Select all lines in the records that include "your".

[Dataset items]
>> Begin
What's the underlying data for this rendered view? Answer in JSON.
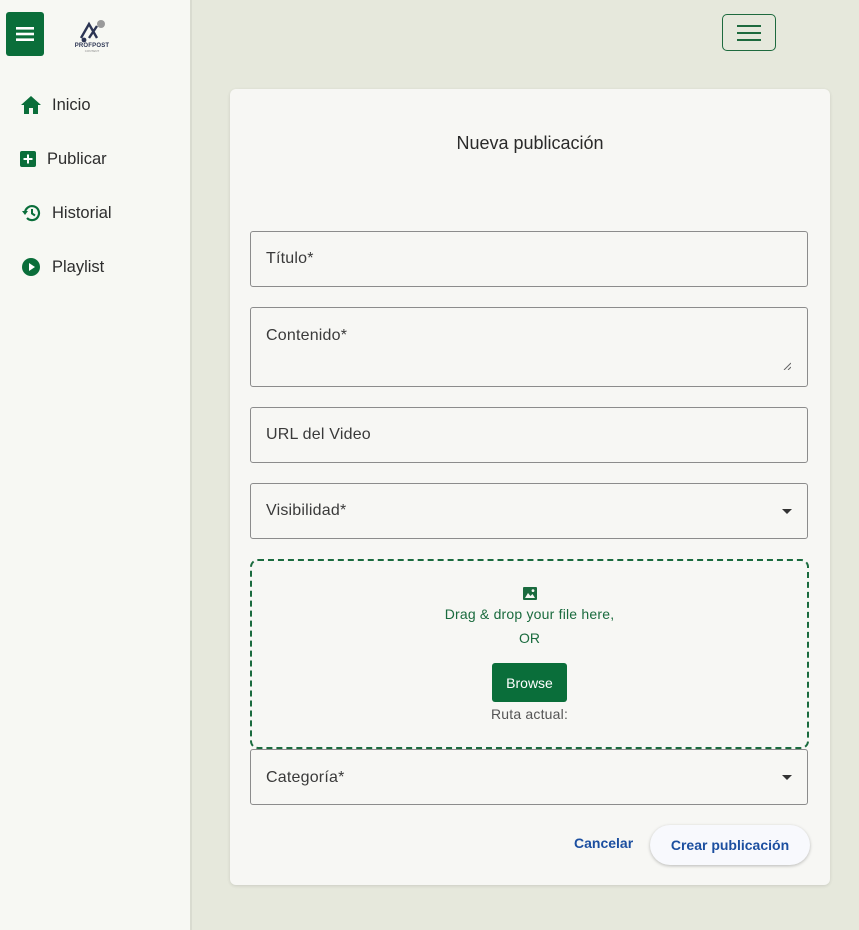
{
  "brand": {
    "logo_text": "PROFPOST",
    "logo_sub": "CONTENT"
  },
  "sidebar": {
    "items": [
      {
        "label": "Inicio",
        "icon": "home-icon"
      },
      {
        "label": "Publicar",
        "icon": "add-box-icon"
      },
      {
        "label": "Historial",
        "icon": "history-icon"
      },
      {
        "label": "Playlist",
        "icon": "play-circle-icon"
      }
    ]
  },
  "form": {
    "title": "Nueva publicación",
    "fields": {
      "titulo": "Título*",
      "contenido": "Contenido*",
      "url": "URL del Video",
      "visibilidad": "Visibilidad*",
      "categoria": "Categoría*"
    },
    "dropzone": {
      "text": "Drag & drop your file here,",
      "or": "OR",
      "browse": "Browse",
      "path_label": "Ruta actual:"
    },
    "actions": {
      "cancel": "Cancelar",
      "submit": "Crear publicación"
    }
  },
  "colors": {
    "primary": "#0a6e3a",
    "link": "#1c4fa0",
    "background": "#e6e8dc",
    "card": "#f7f7f4"
  }
}
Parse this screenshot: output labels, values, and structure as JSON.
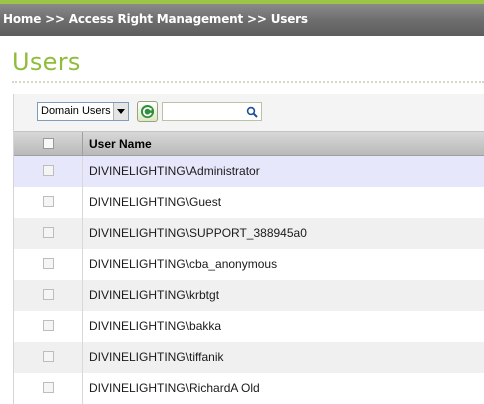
{
  "breadcrumb": "Home >> Access Right Management >> Users",
  "page_title": "Users",
  "toolbar": {
    "domain_select_value": "Domain Users",
    "refresh_icon": "refresh-icon",
    "search_value": "",
    "search_icon": "search-icon"
  },
  "table": {
    "column_header": "User Name",
    "rows": [
      "DIVINELIGHTING\\Administrator",
      "DIVINELIGHTING\\Guest",
      "DIVINELIGHTING\\SUPPORT_388945a0",
      "DIVINELIGHTING\\cba_anonymous",
      "DIVINELIGHTING\\krbtgt",
      "DIVINELIGHTING\\bakka",
      "DIVINELIGHTING\\tiffanik",
      "DIVINELIGHTING\\RichardA Old"
    ]
  },
  "colors": {
    "accent_green": "#8fbd3a",
    "header_bar": "#6e6e6e",
    "selected_row": "#e7e7fb"
  }
}
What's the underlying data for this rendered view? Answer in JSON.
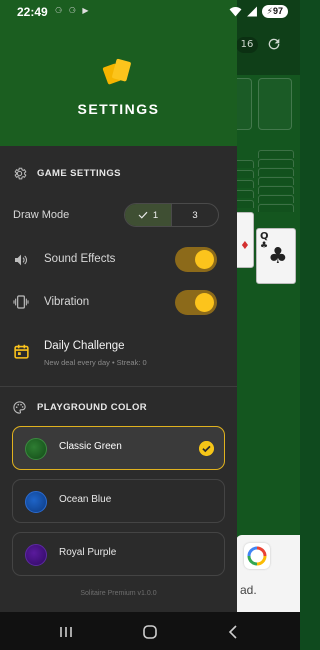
{
  "status_bar": {
    "time": "22:49",
    "left_icons": "⚆ ⚆ ▶",
    "battery": "97"
  },
  "background_game": {
    "counter": "16",
    "cards": [
      {
        "rank": "",
        "suit": "♦",
        "color": "#d32f2f"
      },
      {
        "rank": "Q",
        "suit": "♣",
        "color": "#222222"
      }
    ],
    "ad_text": "ad."
  },
  "drawer": {
    "title": "SETTINGS",
    "game_settings": {
      "heading": "GAME SETTINGS",
      "draw_mode": {
        "label": "Draw Mode",
        "options": [
          "1",
          "3"
        ],
        "selected": "1"
      },
      "sound_effects": {
        "label": "Sound Effects",
        "on": true
      },
      "vibration": {
        "label": "Vibration",
        "on": true
      },
      "daily_challenge": {
        "title": "Daily Challenge",
        "subtitle": "New deal every day • Streak: 0"
      }
    },
    "playground_color": {
      "heading": "PLAYGROUND COLOR",
      "options": [
        {
          "name": "Classic Green",
          "color": "#1b5e20",
          "selected": true
        },
        {
          "name": "Ocean Blue",
          "color": "#1565c0",
          "selected": false
        },
        {
          "name": "Royal Purple",
          "color": "#4a148c",
          "selected": false
        }
      ]
    },
    "version": "Solitaire Premium v1.0.0"
  },
  "colors": {
    "header_green": "#1b5e20",
    "accent_yellow": "#fcc41c",
    "drawer_bg": "#2b2b2b"
  },
  "nav_bar": {
    "icons": [
      "recents-icon",
      "home-icon",
      "back-icon"
    ]
  }
}
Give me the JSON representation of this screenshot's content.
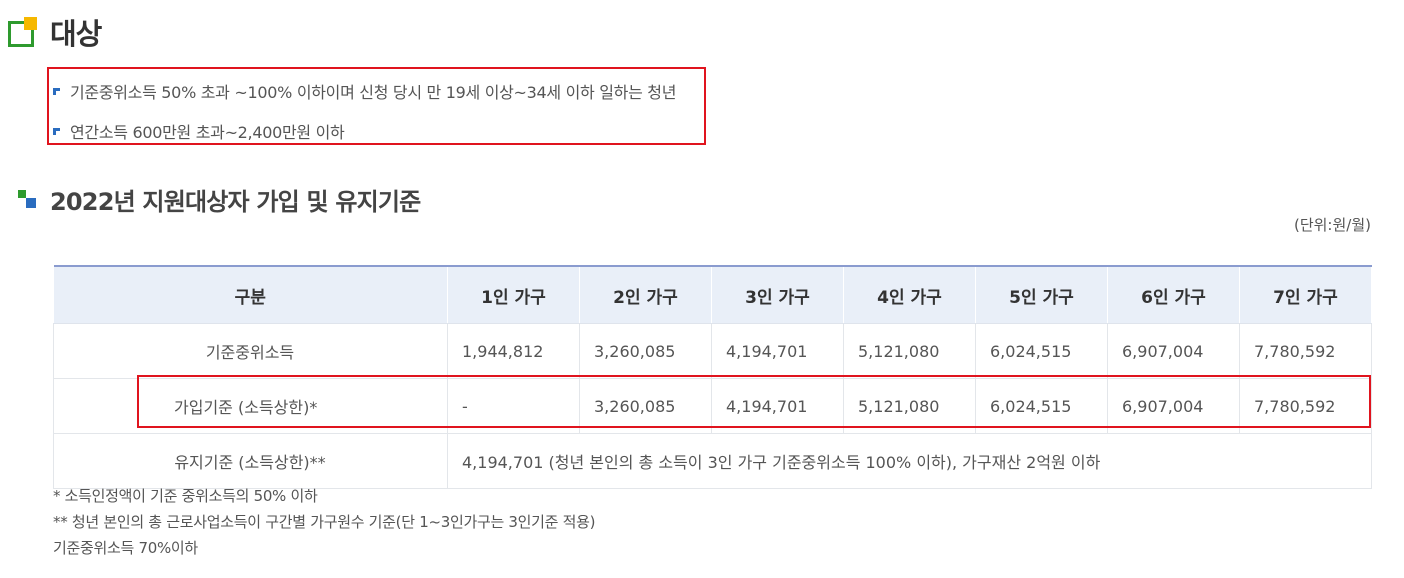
{
  "section": {
    "title": "대상"
  },
  "target": {
    "items": [
      "기준중위소득 50% 초과 ~100% 이하이며 신청 당시 만 19세 이상~34세 이하 일하는 청년",
      "연간소득 600만원 초과~2,400만원 이하"
    ]
  },
  "criteria": {
    "title": "2022년 지원대상자 가입 및 유지기준",
    "unit": "(단위:원/월)"
  },
  "table": {
    "headers": [
      "구분",
      "1인 가구",
      "2인 가구",
      "3인 가구",
      "4인 가구",
      "5인 가구",
      "6인 가구",
      "7인 가구"
    ],
    "rows": [
      {
        "label": "기준중위소득",
        "values": [
          "1,944,812",
          "3,260,085",
          "4,194,701",
          "5,121,080",
          "6,024,515",
          "6,907,004",
          "7,780,592"
        ]
      },
      {
        "label": "가입기준 (소득상한)*",
        "values": [
          "-",
          "3,260,085",
          "4,194,701",
          "5,121,080",
          "6,024,515",
          "6,907,004",
          "7,780,592"
        ]
      },
      {
        "label": "유지기준 (소득상한)**",
        "merged": "4,194,701 (청년 본인의 총 소득이 3인 가구 기준중위소득 100% 이하), 가구재산 2억원 이하"
      }
    ]
  },
  "notes": [
    "* 소득인정액이 기준 중위소득의 50% 이하",
    "** 청년 본인의 총 근로사업소득이 구간별 가구원수 기준(단 1~3인가구는 3인기준 적용)",
    "기준중위소득 70%이하"
  ],
  "colors": {
    "highlight": "#e0141e",
    "header_bg": "#e9eff8",
    "accent_green": "#2e9a2e",
    "accent_blue": "#2a6cbf",
    "accent_yellow": "#f6b800"
  }
}
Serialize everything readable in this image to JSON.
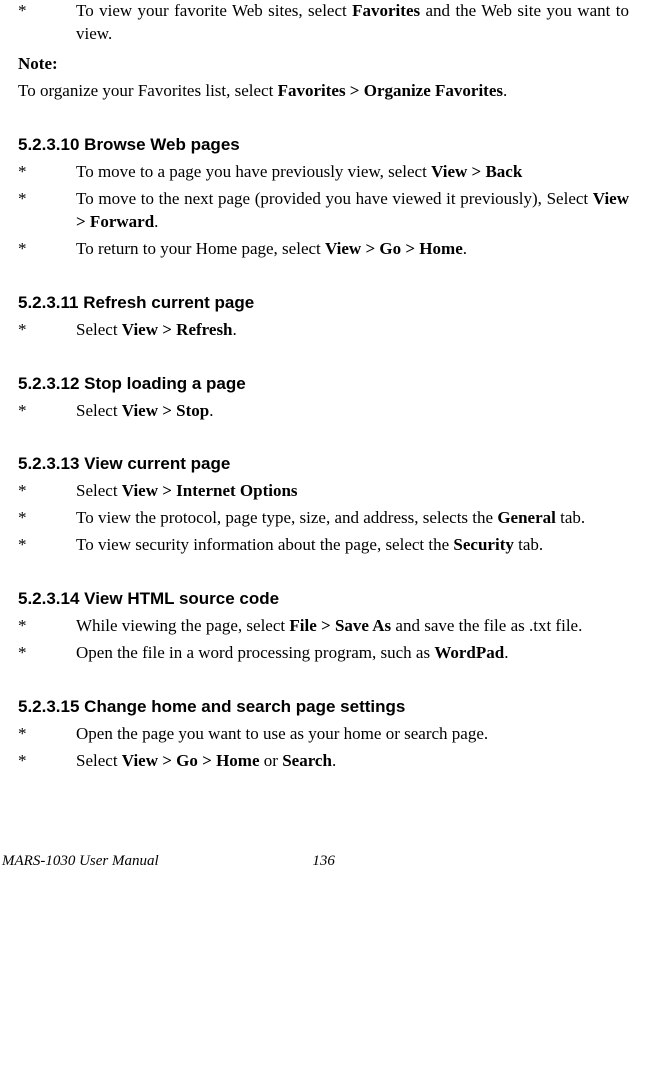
{
  "intro_items": [
    {
      "text_before": "To view your favorite Web sites, select ",
      "bold1": "Favorites",
      "text_after": " and the Web site you want to view."
    }
  ],
  "note": {
    "label": "Note:",
    "line1_before": "To organize your Favorites list, select ",
    "line1_bold": "Favorites > Organize Favorites",
    "line1_after": "."
  },
  "sections": [
    {
      "heading": "5.2.3.10 Browse Web pages",
      "items": [
        {
          "t1": "To move to a page you have previously view, select ",
          "b1": "View > Back",
          "t2": ""
        },
        {
          "t1": "To move to the next page (provided you have viewed it previously), Select ",
          "b1": "View > Forward",
          "t2": "."
        },
        {
          "t1": "To return to your Home page, select ",
          "b1": "View > Go > Home",
          "t2": "."
        }
      ]
    },
    {
      "heading": "5.2.3.11 Refresh current page",
      "items": [
        {
          "t1": "Select ",
          "b1": "View > Refresh",
          "t2": "."
        }
      ]
    },
    {
      "heading": "5.2.3.12 Stop loading a page",
      "items": [
        {
          "t1": "Select ",
          "b1": "View > Stop",
          "t2": "."
        }
      ]
    },
    {
      "heading": "5.2.3.13 View current page",
      "items": [
        {
          "t1": "Select ",
          "b1": "View > Internet Options",
          "t2": ""
        },
        {
          "t1": "To view the protocol, page type, size, and address, selects the ",
          "b1": "General",
          "t2": " tab."
        },
        {
          "t1": "To view security information about the page, select the ",
          "b1": "Security",
          "t2": " tab."
        }
      ]
    },
    {
      "heading": "5.2.3.14 View HTML source code",
      "items": [
        {
          "t1": "While viewing the page, select ",
          "b1": "File > Save As",
          "t2": " and save the file as .txt file."
        },
        {
          "t1": "Open the file in a word processing program, such as ",
          "b1": "WordPad",
          "t2": "."
        }
      ]
    },
    {
      "heading": "5.2.3.15 Change home and search page settings",
      "items": [
        {
          "t1": "Open the page you want to use as your home or search page.",
          "b1": "",
          "t2": ""
        },
        {
          "t1": "Select ",
          "b1": "View > Go > Home",
          "t2": " or ",
          "b2": "Search",
          "t3": "."
        }
      ]
    }
  ],
  "footer": {
    "title": "MARS-1030 User Manual",
    "page": "136"
  },
  "bullet_char": "*"
}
>> End
=== Worked answer ===
      "text": "Drag & drop your file here,",
      "text_before": "To view your favorite Web sites, select ",
    "line1_before": "To organize your Favorites list, select ",
          "t1": "To return to your Home page, select ",
          "t1": "Open the page you want to use as your home or search page.",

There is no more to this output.